### EXERCISE GOAL
Reproduce the entries below in full, word for word.

### DATA EXTRACT
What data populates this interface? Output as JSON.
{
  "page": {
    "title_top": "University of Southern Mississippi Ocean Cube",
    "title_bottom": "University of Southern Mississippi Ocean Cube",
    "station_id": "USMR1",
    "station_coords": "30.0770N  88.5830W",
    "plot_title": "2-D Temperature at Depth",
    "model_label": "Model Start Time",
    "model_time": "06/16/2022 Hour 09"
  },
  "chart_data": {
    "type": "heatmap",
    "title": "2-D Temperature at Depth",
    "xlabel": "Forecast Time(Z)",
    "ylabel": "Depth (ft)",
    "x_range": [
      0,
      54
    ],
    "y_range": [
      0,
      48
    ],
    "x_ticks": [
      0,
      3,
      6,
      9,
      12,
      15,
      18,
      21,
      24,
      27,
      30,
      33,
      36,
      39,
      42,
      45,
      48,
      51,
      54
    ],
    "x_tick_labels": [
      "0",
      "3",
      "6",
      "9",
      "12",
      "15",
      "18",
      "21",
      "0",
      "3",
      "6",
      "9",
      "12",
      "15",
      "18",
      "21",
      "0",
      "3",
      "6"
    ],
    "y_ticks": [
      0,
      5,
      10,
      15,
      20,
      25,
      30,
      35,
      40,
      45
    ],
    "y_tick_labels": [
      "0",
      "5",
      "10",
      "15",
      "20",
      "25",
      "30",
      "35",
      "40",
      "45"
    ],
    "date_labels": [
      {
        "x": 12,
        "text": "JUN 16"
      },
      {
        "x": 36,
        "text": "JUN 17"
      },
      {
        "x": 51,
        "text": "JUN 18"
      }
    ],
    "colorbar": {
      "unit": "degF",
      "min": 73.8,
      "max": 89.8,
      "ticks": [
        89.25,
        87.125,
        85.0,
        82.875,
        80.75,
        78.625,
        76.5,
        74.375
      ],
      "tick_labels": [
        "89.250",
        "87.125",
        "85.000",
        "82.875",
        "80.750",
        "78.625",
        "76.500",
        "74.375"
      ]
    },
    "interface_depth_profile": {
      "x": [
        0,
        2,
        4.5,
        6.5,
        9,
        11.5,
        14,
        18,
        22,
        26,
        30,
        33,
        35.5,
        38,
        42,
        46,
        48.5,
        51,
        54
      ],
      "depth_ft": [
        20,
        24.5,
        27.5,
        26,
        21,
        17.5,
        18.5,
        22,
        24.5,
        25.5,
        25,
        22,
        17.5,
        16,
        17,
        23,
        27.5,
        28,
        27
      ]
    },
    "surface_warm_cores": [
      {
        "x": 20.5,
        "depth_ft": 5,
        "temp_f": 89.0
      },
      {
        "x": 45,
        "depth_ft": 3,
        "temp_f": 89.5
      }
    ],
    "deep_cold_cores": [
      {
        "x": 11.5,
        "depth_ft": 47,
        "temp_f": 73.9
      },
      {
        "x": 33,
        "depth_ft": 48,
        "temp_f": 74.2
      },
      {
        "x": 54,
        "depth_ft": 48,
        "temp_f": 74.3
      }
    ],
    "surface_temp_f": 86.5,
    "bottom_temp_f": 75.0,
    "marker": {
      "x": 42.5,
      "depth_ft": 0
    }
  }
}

### CORRECT ANSWER
What data populates this interface? Output as JSON.
{
  "page": {
    "title_top": "University of Southern Mississippi Ocean Cube",
    "title_bottom": "University of Southern Mississippi Ocean Cube",
    "station_id": "USMR1",
    "station_coords": "30.0770N  88.5830W",
    "plot_title": "2-D Temperature at Depth",
    "model_label": "Model Start Time",
    "model_time": "06/16/2022 Hour 09"
  },
  "chart_data": {
    "type": "heatmap",
    "title": "2-D Temperature at Depth",
    "xlabel": "Forecast Time(Z)",
    "ylabel": "Depth (ft)",
    "x_range": [
      0,
      54
    ],
    "y_range": [
      0,
      48
    ],
    "x_ticks": [
      0,
      3,
      6,
      9,
      12,
      15,
      18,
      21,
      24,
      27,
      30,
      33,
      36,
      39,
      42,
      45,
      48,
      51,
      54
    ],
    "x_tick_labels": [
      "0",
      "3",
      "6",
      "9",
      "12",
      "15",
      "18",
      "21",
      "0",
      "3",
      "6",
      "9",
      "12",
      "15",
      "18",
      "21",
      "0",
      "3",
      "6"
    ],
    "y_ticks": [
      0,
      5,
      10,
      15,
      20,
      25,
      30,
      35,
      40,
      45
    ],
    "y_tick_labels": [
      "0",
      "5",
      "10",
      "15",
      "20",
      "25",
      "30",
      "35",
      "40",
      "45"
    ],
    "date_labels": [
      {
        "x": 12,
        "text": "JUN 16"
      },
      {
        "x": 36,
        "text": "JUN 17"
      },
      {
        "x": 51,
        "text": "JUN 18"
      }
    ],
    "colorbar": {
      "unit": "degF",
      "min": 73.8,
      "max": 89.8,
      "ticks": [
        89.25,
        87.125,
        85.0,
        82.875,
        80.75,
        78.625,
        76.5,
        74.375
      ],
      "tick_labels": [
        "89.250",
        "87.125",
        "85.000",
        "82.875",
        "80.750",
        "78.625",
        "76.500",
        "74.375"
      ]
    },
    "interface_depth_profile": {
      "x": [
        0,
        2,
        4.5,
        6.5,
        9,
        11.5,
        14,
        18,
        22,
        26,
        30,
        33,
        35.5,
        38,
        42,
        46,
        48.5,
        51,
        54
      ],
      "depth_ft": [
        20,
        24.5,
        27.5,
        26,
        21,
        17.5,
        18.5,
        22,
        24.5,
        25.5,
        25,
        22,
        17.5,
        16,
        17,
        23,
        27.5,
        28,
        27
      ]
    },
    "surface_warm_cores": [
      {
        "x": 20.5,
        "depth_ft": 5,
        "temp_f": 89.0
      },
      {
        "x": 45,
        "depth_ft": 3,
        "temp_f": 89.5
      }
    ],
    "deep_cold_cores": [
      {
        "x": 11.5,
        "depth_ft": 47,
        "temp_f": 73.9
      },
      {
        "x": 33,
        "depth_ft": 48,
        "temp_f": 74.2
      },
      {
        "x": 54,
        "depth_ft": 48,
        "temp_f": 74.3
      }
    ],
    "surface_temp_f": 86.5,
    "bottom_temp_f": 75.0,
    "marker": {
      "x": 42.5,
      "depth_ft": 0
    }
  }
}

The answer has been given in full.